>> Start Information provided

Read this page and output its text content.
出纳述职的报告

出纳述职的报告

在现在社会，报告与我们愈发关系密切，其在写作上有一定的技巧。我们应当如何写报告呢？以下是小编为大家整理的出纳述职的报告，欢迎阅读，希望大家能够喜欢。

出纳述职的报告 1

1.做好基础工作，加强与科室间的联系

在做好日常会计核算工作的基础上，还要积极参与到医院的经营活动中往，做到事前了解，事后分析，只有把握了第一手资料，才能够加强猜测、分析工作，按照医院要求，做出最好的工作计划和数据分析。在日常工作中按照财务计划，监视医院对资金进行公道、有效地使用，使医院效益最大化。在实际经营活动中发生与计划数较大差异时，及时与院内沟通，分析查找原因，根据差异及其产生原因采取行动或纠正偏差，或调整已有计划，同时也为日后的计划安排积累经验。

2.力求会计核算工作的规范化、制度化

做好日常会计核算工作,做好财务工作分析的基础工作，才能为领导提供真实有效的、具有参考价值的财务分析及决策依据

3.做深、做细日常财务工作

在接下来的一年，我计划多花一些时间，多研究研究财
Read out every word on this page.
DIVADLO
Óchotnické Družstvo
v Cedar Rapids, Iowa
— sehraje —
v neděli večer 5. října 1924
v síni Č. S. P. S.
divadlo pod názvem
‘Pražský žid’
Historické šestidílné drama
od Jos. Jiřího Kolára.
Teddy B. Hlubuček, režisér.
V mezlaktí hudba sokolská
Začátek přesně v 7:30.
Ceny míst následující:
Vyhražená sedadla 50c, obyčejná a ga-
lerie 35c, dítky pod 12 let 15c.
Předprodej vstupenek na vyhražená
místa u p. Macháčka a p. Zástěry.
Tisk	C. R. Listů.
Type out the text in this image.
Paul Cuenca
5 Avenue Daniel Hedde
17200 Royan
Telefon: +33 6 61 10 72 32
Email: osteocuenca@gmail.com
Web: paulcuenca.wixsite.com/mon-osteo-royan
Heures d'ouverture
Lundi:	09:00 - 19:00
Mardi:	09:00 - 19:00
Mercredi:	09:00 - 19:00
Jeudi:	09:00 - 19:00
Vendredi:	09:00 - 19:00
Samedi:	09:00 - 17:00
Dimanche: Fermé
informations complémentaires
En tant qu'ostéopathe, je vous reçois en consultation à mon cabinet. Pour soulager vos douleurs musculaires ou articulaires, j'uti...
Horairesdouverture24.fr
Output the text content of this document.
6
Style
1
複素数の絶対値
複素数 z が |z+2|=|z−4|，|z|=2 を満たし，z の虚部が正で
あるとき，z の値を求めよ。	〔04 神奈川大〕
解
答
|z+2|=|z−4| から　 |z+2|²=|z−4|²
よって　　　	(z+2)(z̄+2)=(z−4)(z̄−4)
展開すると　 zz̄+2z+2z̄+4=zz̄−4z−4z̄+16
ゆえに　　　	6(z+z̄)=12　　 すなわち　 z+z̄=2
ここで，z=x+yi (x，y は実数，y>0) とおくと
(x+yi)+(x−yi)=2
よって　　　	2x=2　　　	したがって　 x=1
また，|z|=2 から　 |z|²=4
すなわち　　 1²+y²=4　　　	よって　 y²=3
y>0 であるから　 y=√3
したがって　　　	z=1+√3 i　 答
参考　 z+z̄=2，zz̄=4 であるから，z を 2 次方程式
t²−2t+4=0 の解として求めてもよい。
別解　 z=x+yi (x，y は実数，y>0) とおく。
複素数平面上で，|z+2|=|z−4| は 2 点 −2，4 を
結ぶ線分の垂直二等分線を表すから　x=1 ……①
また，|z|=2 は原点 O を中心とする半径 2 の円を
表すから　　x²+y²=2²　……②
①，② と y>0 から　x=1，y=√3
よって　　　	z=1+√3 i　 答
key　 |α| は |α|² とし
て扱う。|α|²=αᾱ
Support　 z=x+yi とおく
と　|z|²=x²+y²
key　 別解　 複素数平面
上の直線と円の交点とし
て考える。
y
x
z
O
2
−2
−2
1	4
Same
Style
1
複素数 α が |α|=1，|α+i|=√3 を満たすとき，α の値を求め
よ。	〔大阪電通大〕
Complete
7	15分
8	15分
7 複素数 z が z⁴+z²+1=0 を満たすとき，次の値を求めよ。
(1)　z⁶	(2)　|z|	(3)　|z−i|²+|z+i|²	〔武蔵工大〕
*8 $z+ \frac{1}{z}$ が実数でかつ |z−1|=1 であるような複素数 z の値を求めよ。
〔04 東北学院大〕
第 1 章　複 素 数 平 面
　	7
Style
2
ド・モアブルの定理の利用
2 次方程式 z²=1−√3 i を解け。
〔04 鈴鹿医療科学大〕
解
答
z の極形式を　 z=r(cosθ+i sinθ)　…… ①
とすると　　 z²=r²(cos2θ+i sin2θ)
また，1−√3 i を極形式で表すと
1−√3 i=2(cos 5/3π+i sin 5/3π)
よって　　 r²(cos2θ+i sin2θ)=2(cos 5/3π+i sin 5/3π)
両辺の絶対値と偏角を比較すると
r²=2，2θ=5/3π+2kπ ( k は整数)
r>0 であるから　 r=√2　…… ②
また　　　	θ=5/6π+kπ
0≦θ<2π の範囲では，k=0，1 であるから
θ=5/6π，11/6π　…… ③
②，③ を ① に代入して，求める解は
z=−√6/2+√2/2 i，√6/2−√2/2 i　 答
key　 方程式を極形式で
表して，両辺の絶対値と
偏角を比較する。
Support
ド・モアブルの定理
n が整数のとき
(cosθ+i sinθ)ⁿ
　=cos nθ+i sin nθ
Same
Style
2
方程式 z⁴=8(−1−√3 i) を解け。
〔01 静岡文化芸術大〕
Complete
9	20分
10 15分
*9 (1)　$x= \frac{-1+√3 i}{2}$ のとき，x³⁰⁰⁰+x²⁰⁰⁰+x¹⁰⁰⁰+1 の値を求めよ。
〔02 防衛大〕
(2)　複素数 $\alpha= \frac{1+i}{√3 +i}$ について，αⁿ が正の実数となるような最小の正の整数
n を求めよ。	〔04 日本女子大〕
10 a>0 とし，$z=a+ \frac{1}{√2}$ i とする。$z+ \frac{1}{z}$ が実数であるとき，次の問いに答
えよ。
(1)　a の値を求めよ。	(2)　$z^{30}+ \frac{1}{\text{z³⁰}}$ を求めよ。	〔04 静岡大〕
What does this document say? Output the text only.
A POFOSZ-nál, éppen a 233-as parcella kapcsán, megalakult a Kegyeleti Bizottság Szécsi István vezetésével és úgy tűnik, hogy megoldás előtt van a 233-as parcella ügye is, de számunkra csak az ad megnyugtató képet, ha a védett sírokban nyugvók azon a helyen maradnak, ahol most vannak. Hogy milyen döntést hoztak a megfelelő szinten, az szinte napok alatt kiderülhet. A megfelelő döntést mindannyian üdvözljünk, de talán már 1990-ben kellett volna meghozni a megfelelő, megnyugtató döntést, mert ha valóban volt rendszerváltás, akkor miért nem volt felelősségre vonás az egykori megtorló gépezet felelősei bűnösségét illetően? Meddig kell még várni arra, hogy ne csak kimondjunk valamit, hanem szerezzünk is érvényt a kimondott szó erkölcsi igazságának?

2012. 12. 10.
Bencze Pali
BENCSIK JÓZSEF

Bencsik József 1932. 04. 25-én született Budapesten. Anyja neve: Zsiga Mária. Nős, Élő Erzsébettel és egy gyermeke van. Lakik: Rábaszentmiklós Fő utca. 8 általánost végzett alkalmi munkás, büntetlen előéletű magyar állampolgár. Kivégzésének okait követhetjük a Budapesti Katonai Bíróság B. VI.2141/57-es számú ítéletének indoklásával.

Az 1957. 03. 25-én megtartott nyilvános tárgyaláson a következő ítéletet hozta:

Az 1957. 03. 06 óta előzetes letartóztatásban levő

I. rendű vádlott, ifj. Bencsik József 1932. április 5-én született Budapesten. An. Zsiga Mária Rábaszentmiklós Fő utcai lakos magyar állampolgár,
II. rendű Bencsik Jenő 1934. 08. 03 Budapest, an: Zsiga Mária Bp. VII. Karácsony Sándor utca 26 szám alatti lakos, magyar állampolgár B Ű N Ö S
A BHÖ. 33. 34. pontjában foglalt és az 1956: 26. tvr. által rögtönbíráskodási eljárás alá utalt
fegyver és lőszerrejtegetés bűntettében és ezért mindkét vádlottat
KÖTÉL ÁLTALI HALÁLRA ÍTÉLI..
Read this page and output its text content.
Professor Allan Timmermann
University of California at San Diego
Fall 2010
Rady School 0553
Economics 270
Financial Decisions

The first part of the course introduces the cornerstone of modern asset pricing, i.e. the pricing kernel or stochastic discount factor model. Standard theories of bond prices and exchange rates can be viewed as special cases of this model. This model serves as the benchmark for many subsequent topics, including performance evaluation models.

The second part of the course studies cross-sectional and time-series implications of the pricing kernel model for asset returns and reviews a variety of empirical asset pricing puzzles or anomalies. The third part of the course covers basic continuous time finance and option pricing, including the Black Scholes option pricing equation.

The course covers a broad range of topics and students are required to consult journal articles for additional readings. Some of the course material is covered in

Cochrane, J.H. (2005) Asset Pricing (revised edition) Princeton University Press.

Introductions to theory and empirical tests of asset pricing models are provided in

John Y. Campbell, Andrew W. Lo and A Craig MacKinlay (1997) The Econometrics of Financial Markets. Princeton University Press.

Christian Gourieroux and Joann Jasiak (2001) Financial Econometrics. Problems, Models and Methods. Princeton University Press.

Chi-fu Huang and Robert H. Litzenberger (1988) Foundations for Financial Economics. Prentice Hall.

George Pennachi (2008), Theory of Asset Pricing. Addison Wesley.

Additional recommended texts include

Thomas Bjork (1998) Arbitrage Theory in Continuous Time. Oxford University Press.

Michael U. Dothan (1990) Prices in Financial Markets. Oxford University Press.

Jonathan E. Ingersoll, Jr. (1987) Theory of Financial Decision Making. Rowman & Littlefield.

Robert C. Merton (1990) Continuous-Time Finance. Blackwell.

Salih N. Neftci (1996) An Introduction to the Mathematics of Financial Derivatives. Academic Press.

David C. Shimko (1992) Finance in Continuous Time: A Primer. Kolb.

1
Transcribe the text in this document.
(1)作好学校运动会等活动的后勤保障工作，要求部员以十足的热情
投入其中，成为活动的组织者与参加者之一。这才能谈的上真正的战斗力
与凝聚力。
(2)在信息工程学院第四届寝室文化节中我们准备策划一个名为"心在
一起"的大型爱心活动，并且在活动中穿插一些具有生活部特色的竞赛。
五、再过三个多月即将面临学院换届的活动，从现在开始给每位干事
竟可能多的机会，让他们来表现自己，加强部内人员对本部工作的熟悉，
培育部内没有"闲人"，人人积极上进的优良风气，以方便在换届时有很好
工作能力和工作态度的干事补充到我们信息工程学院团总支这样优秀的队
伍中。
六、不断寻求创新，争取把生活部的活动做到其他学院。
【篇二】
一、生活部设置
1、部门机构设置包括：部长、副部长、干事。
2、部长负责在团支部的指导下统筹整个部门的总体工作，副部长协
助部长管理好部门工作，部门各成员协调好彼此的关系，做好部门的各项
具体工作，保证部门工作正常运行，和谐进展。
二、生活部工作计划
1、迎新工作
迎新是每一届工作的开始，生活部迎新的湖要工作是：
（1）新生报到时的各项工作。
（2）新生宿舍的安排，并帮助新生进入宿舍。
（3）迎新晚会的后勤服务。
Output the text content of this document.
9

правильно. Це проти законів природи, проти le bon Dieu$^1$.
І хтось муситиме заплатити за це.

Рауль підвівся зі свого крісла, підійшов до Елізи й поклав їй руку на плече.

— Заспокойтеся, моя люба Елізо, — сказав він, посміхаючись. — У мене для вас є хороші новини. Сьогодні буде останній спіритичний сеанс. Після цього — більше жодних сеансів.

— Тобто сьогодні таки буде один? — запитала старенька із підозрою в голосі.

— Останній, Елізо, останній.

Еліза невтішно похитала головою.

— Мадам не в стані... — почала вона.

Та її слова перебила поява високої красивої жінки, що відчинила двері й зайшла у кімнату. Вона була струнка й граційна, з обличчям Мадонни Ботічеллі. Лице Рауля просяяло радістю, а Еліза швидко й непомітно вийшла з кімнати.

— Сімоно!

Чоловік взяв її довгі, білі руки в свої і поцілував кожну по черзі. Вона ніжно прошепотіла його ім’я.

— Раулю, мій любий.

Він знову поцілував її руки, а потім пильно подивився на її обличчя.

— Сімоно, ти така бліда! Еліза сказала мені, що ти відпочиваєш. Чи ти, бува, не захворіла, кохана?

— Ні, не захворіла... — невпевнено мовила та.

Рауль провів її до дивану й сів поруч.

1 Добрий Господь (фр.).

>> End Information provided

◆ **Objective**: Find each line holding the string "であるから" and copy it out.

◆ **Result for this exercise**:
y>0 であるから　 y=√3
参考　 z+z̄=2，zz̄=4 であるから，z を 2 次方程式
r>0 であるから　 r=√2　…… ②
0≦θ<2π の範囲では，k=0，1 であるから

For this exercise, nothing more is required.